Dataset rows about figures
^^^^^^^^^^^^^^^^
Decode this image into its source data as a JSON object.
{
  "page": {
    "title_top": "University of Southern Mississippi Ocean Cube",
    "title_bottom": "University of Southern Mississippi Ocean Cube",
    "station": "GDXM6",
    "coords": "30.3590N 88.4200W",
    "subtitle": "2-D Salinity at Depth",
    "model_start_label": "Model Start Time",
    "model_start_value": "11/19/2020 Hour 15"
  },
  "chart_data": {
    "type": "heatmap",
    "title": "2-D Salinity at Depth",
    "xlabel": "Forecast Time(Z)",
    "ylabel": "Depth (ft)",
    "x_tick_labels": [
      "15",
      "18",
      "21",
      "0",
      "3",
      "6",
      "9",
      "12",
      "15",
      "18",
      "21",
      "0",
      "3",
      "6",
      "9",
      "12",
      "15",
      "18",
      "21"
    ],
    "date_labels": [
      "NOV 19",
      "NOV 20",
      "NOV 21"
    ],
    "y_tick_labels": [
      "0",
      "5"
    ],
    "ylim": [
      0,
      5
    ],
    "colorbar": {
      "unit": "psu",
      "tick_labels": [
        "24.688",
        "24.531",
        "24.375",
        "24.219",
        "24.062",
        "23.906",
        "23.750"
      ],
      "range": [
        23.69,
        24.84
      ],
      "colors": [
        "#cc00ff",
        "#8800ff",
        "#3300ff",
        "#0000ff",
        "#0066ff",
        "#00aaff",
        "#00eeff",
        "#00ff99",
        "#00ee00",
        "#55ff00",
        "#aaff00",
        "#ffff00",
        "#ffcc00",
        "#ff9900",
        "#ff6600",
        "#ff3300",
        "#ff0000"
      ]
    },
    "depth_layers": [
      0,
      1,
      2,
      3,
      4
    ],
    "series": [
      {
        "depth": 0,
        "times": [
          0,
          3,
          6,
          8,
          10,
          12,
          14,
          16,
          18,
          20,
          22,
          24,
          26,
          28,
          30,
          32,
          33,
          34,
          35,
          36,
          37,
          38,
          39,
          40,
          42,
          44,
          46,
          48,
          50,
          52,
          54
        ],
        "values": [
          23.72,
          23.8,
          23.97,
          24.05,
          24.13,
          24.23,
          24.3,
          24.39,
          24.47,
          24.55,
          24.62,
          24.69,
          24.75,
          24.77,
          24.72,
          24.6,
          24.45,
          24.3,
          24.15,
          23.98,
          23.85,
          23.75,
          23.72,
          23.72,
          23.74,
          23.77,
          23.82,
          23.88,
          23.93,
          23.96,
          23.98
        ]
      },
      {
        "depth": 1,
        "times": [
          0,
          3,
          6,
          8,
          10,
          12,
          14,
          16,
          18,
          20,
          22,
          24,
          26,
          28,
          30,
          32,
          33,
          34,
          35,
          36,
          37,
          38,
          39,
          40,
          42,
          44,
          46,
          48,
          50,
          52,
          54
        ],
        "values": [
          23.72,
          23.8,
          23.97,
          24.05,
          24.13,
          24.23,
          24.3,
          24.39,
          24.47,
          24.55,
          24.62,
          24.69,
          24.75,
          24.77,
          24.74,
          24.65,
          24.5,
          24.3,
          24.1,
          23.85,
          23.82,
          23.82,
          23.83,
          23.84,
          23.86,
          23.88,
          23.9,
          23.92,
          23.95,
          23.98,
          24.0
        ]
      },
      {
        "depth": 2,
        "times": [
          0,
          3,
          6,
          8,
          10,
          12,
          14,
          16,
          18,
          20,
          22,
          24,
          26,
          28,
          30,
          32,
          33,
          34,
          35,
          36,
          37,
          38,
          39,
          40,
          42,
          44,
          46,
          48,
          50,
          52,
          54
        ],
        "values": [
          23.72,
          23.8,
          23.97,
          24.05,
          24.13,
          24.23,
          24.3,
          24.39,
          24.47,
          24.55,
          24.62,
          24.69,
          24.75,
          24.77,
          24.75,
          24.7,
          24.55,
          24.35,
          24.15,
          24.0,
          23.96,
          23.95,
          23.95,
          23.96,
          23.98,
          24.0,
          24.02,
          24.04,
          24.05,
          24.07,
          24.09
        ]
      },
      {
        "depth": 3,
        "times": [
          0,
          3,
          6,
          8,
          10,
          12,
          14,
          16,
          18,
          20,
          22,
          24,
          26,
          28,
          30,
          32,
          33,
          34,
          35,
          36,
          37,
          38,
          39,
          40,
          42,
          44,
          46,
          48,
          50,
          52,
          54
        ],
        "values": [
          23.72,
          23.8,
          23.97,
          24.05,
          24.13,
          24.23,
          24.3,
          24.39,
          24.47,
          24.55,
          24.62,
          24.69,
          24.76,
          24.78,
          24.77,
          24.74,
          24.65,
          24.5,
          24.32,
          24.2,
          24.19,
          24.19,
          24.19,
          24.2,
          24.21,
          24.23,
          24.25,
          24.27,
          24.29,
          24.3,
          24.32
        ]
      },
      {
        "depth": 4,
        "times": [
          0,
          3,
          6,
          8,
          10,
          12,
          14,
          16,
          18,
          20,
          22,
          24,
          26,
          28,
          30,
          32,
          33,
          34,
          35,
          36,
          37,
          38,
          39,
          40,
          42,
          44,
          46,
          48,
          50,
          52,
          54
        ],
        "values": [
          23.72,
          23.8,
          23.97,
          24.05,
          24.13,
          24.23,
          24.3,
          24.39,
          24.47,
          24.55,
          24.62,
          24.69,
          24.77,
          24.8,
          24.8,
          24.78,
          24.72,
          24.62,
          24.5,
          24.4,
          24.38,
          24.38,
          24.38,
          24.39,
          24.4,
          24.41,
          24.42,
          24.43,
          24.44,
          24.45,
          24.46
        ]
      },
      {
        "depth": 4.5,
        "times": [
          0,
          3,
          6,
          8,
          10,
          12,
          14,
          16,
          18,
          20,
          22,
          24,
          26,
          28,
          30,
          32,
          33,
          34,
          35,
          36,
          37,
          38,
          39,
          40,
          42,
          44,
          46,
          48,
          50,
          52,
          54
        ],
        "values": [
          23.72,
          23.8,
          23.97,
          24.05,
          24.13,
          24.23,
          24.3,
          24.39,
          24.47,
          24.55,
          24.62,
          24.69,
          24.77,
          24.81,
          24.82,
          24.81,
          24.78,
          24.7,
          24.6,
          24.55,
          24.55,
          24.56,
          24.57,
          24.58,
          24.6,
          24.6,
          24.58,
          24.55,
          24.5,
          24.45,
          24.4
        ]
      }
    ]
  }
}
^^^^^^^^^^^^^^^^
Look through the listing above. Pick out each line with "University" and copy it.

--- Complete output ---
    "title_top": "University of Southern Mississippi Ocean Cube",
    "title_bottom": "University of Southern Mississippi Ocean Cube",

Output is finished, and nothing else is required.